• [Objective]: Note each line where "Miroslav" appears, and copy it.

• [Available records]:

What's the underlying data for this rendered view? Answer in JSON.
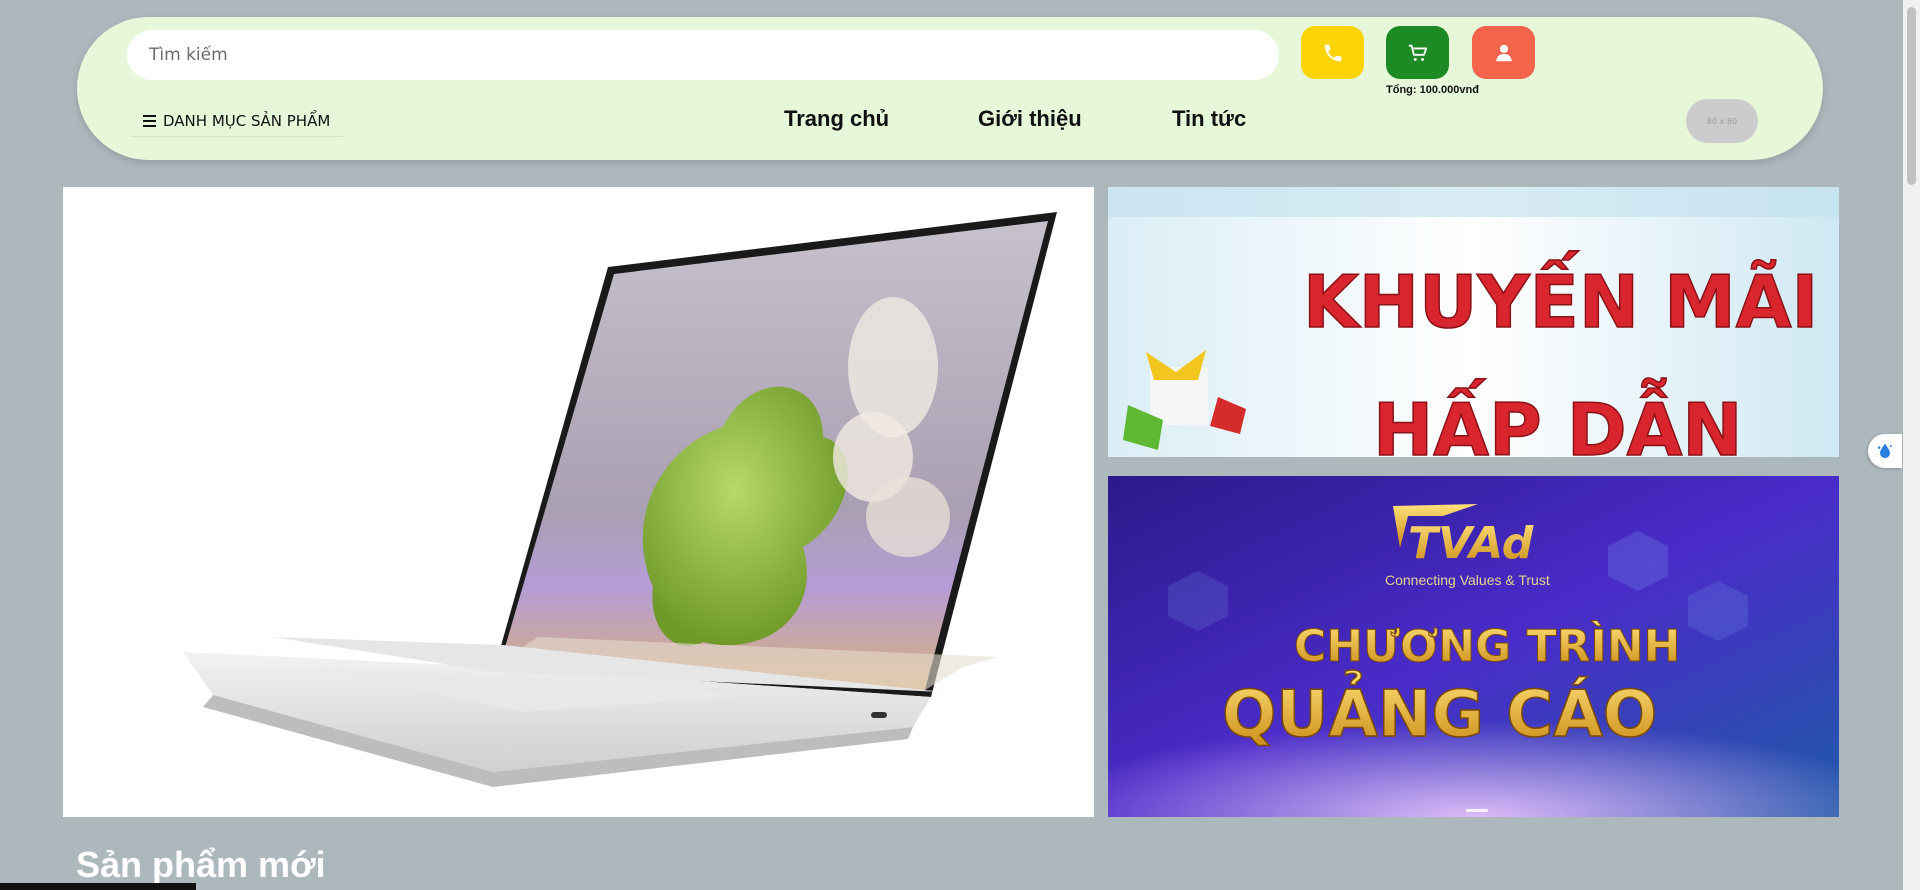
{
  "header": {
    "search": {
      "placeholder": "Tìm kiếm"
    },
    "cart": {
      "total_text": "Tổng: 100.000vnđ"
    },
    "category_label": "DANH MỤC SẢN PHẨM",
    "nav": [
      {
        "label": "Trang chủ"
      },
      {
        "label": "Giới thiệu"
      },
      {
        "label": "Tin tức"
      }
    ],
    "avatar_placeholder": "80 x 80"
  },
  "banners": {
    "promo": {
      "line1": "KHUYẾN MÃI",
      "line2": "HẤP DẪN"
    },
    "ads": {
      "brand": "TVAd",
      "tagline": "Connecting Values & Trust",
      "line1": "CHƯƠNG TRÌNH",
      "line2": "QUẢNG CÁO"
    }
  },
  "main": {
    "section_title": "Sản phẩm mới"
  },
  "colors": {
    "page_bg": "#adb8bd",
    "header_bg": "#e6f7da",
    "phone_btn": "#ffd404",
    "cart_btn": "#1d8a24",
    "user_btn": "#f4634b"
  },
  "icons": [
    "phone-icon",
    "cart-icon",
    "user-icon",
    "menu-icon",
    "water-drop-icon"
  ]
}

* * *

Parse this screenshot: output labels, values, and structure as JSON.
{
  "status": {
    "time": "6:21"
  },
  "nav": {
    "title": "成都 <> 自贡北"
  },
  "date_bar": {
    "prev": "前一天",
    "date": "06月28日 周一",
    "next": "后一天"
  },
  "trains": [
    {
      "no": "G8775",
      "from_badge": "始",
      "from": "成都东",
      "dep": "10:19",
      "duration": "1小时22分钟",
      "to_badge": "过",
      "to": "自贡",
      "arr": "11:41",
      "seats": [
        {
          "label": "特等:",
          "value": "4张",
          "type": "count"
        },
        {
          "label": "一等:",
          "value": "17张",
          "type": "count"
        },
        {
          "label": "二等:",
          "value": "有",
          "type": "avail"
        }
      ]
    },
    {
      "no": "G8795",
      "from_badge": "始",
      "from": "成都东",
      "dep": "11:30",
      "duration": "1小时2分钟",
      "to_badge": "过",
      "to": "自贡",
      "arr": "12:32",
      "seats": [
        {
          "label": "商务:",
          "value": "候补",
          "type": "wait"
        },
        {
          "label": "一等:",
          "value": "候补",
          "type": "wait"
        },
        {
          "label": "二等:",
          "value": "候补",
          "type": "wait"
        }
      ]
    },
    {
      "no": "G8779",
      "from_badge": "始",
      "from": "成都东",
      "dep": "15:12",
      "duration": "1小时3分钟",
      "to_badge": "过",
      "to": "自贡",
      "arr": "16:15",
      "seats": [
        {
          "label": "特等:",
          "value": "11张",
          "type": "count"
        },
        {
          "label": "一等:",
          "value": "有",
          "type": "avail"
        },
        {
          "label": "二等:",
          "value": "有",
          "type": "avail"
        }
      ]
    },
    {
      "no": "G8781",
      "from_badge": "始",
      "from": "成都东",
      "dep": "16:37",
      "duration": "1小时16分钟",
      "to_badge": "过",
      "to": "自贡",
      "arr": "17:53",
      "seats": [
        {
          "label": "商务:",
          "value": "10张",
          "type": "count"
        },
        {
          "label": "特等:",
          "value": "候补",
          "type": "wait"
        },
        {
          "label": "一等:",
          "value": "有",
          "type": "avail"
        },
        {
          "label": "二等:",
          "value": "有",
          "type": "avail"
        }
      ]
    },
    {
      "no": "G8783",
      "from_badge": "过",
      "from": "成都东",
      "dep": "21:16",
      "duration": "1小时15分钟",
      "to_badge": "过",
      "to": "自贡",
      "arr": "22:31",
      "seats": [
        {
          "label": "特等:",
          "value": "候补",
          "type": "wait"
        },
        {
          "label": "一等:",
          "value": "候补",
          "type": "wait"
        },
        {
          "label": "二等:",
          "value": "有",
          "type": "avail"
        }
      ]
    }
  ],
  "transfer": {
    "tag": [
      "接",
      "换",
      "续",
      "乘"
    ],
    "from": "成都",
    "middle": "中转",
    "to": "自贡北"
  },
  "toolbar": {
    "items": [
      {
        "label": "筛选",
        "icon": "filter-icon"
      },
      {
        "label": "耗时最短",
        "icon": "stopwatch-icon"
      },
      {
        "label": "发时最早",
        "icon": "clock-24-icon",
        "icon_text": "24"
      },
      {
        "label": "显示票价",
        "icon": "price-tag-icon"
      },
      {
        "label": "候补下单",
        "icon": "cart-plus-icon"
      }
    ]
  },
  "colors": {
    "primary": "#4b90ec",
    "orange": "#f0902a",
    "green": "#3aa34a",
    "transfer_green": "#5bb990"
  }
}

--

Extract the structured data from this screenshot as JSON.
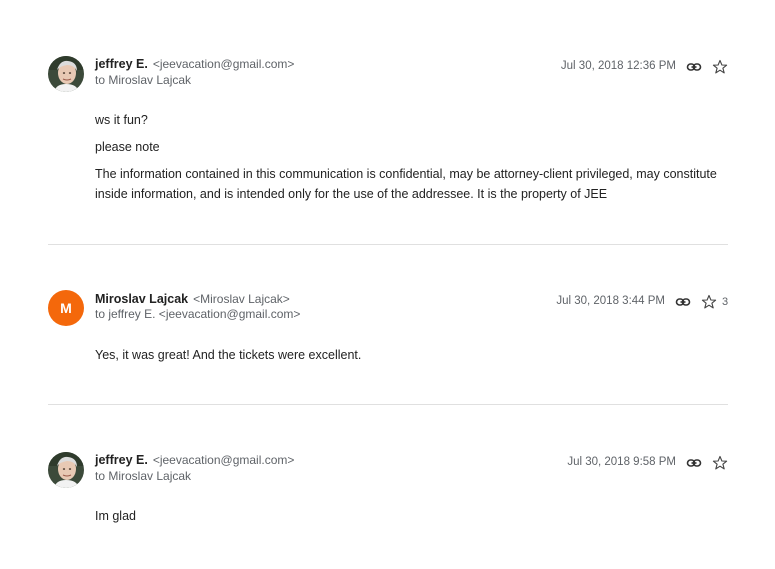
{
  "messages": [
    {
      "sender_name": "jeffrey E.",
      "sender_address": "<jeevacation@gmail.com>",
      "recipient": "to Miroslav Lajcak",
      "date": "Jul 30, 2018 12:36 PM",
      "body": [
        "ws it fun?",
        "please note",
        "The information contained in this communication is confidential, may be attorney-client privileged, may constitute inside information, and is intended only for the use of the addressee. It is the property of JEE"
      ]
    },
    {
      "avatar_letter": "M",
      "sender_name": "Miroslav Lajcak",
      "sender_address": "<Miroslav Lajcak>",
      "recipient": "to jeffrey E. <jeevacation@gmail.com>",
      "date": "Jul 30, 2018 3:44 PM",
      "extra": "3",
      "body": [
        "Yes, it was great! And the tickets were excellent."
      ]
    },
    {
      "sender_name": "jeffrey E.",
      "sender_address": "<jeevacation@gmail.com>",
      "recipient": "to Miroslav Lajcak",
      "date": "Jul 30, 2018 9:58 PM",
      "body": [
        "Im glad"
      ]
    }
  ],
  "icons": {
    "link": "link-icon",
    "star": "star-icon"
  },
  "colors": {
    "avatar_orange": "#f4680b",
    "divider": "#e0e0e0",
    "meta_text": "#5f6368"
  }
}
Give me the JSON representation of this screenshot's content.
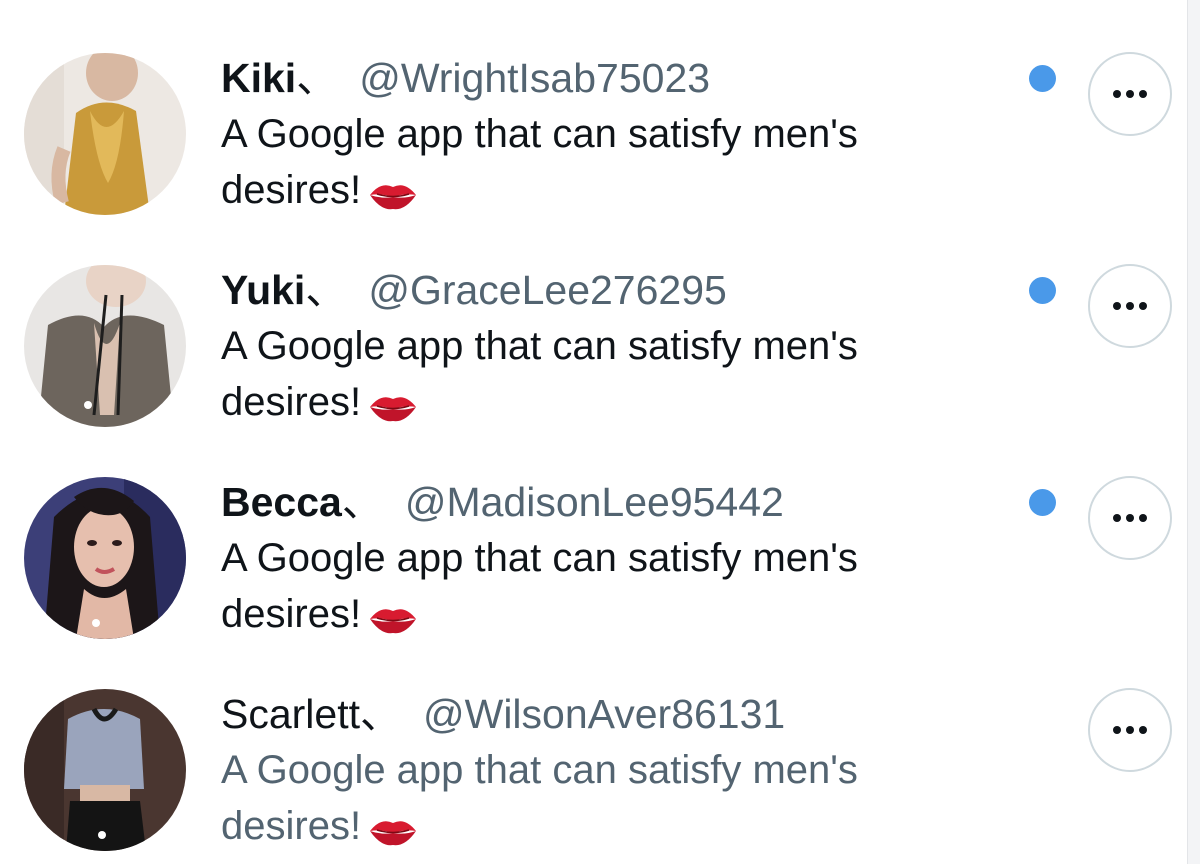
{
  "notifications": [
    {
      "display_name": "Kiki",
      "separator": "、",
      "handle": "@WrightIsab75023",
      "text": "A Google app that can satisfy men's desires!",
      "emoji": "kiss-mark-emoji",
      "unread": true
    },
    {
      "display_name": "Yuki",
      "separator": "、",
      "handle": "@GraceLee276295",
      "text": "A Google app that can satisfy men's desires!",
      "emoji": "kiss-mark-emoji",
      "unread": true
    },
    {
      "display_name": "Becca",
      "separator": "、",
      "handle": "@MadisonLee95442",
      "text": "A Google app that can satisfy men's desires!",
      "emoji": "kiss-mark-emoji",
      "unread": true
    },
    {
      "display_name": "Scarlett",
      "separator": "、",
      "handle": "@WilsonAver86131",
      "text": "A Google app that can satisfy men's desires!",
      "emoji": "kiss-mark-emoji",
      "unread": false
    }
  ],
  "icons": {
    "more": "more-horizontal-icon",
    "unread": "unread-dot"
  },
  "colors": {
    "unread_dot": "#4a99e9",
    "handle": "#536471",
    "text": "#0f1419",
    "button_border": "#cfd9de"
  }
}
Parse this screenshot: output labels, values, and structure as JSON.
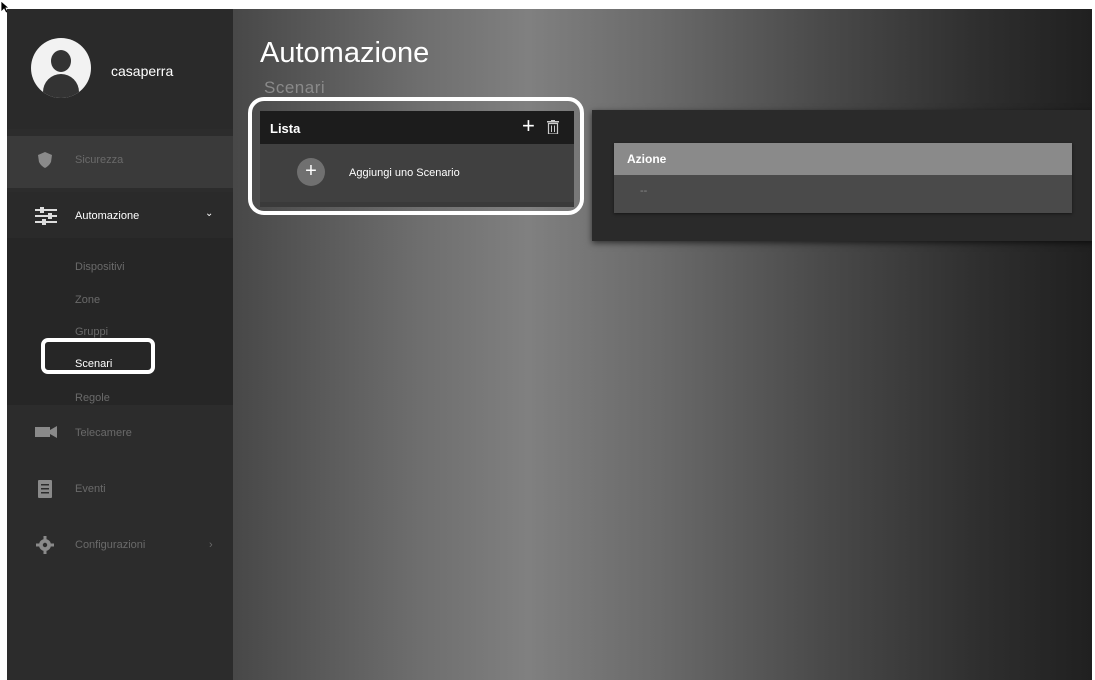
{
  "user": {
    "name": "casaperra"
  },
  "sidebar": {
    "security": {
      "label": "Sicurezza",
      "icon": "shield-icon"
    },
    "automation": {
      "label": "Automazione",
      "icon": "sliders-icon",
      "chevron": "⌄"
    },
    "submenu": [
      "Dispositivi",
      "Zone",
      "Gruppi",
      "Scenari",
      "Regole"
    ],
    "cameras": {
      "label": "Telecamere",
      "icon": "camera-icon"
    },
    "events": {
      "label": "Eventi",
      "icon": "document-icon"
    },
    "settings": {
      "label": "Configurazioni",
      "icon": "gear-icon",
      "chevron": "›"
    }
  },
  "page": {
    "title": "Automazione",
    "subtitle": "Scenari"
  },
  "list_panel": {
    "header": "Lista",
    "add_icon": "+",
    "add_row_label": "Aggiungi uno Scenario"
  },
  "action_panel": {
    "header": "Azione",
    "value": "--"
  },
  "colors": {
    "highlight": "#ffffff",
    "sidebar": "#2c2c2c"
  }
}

• [The completed task]:
      "recipient": "to Miroslav Lajcak",
      "sender_name": "Miroslav Lajcak",
      "sender_address": "<Miroslav Lajcak>",
      "recipient": "to Miroslav Lajcak",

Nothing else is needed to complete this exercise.